Mycorrhizae are mutualistic symbioses between plants and fungi. As such, mycorrhizal fungi play an important role in structuring plant communities by improving the performance of individual plants. Improved growth and survival of host plants is mostly attributed to the ability of fungal partners to improve plant nutrition and rooting structure (Allen and Allen 1986; Allen et al. 1989; Lewis 1973) and enhance resistance to environmental stresses and soil pathogens (Sylvia and Williams 1992). However, a variety of mycorrhizal types differentially affects their host plants. If the appropriate group of fungi is unavailable to form the type of mycorrhizal association to which a plant belongs, that group of plants may not remain or recover from a disturbance (Allen et al. 1993). Disturbance alters fungal communities in different ways and fungal recovery typically occurs after initial plant establishment. As a consequence, the formation of functional mycorrhizae may require decades or may never occur.
The importance of mycorrhizae to the restoration of arid plant communities has received considerable attention, most notably because successful establishment of mycorrhizae has implications to rates and patterns of plant succession (Allen and Allen 1990). It is critical, therefore, to understand the key factors that regulate the natural reestablishment of mycor-rhizae (Allen et al. 1992), and determine whether mycorrhizal inoculation is a viable alternative to managing existing fungal populations or manipulating their natural reinvasion. Although the specific factors that regulate natural reestablishment of mycorrhizae are not entirely known, they involve survival of residual fungal propagules, dispersal of propagules from adjacent undisturbed areas or from local sites of residual survival, and available microsites where plants and fungi can survive and contact each other (Allen et al. 1992). Alternatively, inoculations of a disturbed site with native or exotic fungi facilitate formation of mycorrhizae in a shorter period, given certain circumstances. The simple application of inoculum, however, does not guarantee the formation of a functional mycorrhiza. The potential benefits of inoculation could be outweighed by cost and efficiency limitations, if the probability of plants benefiting from mycorrhizae is low (Findlay and Kendle 2001). Understanding mycorrhizal function and limits of mycorrhizal function are critical in studying ecosystem response to disturbance and recovery from disturbance (Allen et al. 1999).

=======

▶ [Task directions] Continue the passage on mycorrhizae and the restoration of arid plant communities, starting after its last sentence.

Records taken from a dataset:
=======

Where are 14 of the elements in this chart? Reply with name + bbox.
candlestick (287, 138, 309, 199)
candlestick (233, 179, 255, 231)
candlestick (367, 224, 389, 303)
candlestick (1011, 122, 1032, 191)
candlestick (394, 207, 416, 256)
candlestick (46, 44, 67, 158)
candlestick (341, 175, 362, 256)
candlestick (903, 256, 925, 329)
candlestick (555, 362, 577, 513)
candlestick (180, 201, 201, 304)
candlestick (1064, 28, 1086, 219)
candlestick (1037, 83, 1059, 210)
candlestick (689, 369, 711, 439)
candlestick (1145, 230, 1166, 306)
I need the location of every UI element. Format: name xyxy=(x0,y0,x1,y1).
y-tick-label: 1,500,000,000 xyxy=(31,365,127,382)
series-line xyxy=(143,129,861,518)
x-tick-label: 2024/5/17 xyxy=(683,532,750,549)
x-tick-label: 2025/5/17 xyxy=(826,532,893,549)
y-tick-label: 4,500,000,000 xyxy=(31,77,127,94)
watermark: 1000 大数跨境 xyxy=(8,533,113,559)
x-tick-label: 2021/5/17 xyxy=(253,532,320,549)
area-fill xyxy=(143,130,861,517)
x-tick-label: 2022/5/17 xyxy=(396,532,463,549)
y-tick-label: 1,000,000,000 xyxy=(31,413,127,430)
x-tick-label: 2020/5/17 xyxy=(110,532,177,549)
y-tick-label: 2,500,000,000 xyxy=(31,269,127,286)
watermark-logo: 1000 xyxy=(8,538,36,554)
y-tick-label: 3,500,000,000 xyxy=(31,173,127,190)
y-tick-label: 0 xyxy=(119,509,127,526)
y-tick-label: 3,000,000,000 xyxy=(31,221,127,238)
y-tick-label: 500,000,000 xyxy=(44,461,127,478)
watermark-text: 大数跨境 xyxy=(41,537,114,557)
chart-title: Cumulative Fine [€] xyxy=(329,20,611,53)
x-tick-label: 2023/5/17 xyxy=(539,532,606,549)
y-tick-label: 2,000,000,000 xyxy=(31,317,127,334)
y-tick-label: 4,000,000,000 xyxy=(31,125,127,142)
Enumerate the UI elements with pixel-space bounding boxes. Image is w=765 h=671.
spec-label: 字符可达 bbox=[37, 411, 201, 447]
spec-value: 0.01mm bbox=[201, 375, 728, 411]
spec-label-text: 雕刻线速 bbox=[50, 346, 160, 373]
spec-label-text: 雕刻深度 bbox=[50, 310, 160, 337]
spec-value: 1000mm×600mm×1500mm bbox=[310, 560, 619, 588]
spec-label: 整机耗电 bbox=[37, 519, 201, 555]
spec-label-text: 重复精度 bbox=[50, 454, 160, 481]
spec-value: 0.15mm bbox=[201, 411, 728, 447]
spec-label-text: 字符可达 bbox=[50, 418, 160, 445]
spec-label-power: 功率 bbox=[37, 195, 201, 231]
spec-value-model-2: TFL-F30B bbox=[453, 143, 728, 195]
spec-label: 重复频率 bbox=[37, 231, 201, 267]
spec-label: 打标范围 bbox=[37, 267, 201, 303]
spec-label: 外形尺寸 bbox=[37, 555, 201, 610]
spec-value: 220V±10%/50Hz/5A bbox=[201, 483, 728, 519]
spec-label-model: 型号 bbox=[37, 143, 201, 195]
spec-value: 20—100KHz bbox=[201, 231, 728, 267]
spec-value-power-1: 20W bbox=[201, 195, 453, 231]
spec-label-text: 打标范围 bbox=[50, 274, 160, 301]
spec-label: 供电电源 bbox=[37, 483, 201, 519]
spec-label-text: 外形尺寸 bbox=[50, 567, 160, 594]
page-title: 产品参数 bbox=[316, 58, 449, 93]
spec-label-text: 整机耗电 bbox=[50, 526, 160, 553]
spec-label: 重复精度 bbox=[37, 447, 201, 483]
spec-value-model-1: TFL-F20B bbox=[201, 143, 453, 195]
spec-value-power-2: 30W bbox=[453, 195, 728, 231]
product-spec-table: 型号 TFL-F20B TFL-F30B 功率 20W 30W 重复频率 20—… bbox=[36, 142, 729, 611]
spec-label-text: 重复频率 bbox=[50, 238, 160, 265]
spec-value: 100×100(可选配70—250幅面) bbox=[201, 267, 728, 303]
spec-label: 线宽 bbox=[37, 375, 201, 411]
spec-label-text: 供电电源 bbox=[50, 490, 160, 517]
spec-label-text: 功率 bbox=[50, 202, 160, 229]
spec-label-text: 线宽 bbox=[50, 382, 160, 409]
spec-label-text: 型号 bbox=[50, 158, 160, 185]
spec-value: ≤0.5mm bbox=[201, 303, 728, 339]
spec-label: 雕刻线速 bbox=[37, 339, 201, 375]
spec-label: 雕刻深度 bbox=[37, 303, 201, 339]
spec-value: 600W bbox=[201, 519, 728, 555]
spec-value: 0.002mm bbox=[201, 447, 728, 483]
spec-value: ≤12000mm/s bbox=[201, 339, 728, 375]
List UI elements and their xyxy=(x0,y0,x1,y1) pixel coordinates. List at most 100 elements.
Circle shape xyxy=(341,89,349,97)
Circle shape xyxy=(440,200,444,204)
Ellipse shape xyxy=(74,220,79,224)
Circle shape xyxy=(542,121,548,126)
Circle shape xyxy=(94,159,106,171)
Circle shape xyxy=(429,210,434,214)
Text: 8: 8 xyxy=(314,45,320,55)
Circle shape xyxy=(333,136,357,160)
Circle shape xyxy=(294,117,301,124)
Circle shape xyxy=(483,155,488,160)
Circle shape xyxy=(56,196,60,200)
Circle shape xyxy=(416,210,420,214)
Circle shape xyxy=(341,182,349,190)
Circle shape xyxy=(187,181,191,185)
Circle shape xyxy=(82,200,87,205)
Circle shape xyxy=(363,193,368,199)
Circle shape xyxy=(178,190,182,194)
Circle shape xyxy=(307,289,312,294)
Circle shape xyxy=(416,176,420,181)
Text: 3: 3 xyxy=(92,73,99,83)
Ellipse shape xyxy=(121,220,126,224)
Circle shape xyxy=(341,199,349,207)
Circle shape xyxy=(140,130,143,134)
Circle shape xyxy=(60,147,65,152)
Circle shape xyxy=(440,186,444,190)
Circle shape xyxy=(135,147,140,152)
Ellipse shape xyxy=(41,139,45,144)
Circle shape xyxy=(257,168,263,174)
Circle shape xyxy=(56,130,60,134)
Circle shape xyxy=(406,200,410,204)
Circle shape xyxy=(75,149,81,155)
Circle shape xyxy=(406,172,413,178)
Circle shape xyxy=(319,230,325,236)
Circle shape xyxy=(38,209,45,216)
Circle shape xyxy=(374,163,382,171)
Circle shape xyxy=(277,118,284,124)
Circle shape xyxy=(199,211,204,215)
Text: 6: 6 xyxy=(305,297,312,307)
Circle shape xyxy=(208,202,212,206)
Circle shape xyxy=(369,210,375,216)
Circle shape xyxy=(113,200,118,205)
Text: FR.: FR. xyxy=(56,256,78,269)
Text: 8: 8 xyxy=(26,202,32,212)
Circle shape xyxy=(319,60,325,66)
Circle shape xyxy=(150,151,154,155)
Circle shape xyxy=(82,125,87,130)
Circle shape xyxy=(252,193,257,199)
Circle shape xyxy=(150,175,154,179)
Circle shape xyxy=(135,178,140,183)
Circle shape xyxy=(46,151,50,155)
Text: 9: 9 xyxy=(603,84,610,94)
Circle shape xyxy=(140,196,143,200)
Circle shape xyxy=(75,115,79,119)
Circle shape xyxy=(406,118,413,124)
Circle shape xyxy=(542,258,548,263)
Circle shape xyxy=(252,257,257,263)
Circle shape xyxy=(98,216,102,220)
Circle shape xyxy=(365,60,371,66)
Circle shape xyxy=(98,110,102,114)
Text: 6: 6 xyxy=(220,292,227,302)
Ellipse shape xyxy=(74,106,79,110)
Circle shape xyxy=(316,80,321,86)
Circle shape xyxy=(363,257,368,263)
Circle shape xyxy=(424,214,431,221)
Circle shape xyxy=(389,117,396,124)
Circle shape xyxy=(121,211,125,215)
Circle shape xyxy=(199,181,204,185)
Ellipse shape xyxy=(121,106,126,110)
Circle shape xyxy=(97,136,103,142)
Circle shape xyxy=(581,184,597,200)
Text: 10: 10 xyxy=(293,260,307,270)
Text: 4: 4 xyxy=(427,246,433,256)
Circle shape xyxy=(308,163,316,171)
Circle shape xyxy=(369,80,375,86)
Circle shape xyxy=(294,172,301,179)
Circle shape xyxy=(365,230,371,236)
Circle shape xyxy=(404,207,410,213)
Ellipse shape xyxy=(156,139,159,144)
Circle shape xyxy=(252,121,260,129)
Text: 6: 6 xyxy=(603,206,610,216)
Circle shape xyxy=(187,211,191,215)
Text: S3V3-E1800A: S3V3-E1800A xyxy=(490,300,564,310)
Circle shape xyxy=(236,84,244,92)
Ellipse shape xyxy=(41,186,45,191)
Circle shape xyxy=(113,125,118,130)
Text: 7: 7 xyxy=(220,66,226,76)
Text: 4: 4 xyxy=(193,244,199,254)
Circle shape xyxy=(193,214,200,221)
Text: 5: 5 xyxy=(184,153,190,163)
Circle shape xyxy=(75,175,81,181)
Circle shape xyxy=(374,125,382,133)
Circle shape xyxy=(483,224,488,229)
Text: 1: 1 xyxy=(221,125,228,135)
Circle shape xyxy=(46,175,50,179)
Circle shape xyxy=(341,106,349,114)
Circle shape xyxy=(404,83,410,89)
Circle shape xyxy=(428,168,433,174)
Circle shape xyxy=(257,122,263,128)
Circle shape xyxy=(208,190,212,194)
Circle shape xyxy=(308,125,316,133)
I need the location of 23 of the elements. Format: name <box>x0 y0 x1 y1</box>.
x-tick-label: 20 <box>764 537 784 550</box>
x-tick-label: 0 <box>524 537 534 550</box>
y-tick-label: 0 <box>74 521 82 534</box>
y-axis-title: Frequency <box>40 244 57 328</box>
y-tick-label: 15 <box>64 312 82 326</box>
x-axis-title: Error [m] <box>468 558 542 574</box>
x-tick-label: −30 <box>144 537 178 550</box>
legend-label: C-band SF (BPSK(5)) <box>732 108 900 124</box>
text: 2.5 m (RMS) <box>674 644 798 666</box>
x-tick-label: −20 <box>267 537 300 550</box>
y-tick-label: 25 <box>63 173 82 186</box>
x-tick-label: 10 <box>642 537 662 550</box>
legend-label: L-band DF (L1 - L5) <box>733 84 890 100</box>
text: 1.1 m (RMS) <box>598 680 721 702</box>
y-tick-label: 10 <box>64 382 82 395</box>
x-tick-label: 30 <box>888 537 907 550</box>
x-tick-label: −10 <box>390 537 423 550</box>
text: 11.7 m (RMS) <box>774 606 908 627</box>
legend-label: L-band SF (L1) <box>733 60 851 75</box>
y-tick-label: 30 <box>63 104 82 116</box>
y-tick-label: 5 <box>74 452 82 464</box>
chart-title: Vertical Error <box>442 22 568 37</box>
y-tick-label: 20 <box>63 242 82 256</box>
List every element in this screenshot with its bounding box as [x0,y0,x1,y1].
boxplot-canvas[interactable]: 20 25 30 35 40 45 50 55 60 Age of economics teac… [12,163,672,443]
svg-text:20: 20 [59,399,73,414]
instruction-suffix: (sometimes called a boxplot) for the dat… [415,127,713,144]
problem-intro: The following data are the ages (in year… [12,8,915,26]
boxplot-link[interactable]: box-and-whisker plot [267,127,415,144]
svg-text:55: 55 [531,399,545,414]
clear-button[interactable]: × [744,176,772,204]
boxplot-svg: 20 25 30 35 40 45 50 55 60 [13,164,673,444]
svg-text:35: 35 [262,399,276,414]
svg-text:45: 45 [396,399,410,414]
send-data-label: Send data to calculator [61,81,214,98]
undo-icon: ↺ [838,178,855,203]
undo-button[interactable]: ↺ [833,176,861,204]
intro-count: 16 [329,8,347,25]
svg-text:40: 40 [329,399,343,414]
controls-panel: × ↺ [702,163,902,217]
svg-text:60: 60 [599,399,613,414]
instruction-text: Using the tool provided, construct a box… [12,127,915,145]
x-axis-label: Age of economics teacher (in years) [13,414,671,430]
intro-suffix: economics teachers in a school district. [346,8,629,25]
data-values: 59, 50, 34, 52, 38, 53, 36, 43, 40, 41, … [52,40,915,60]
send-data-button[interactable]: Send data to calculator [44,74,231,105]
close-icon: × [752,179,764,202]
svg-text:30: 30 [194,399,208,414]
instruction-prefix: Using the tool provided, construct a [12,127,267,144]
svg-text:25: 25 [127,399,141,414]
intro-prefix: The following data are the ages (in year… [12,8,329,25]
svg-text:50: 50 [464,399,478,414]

=======

▶ [Exercise result]
In addition to examining the integral role of mycorrhizal fungi in ecosystem restoration, there has been considerable interest in determining the influence of mycorrhizal fungi on revegetation of severely polluted soils. The use of mycorrhizal fungi in bioremediation of metal-polluted soils has received increasing attention. Recent studies suggest that mycorrhizal fungi may exhibit some degree of heavy metal tolerance and as a result, confer heavy-metal tolerance in host plants. However, under natural conditions, the extent to which mycorrhizal associations benefit plants, in terms of alleviating metal toxicity, remains largely uncertain (Leyval et al. 1997). In this chapter, we will address in more detail the response of mycorrhizal fungi to disturbance and the factors that inhibit or facilitate their natural recovery. We will also discuss management options for enhancing native fungal reestablishment and the potential benefits and drawbacks of using mycorrhizal inoculum. Lastly, we will briefly discuss the potential role of mycorrhizal fungi as bioindicators and their application to bioremediation.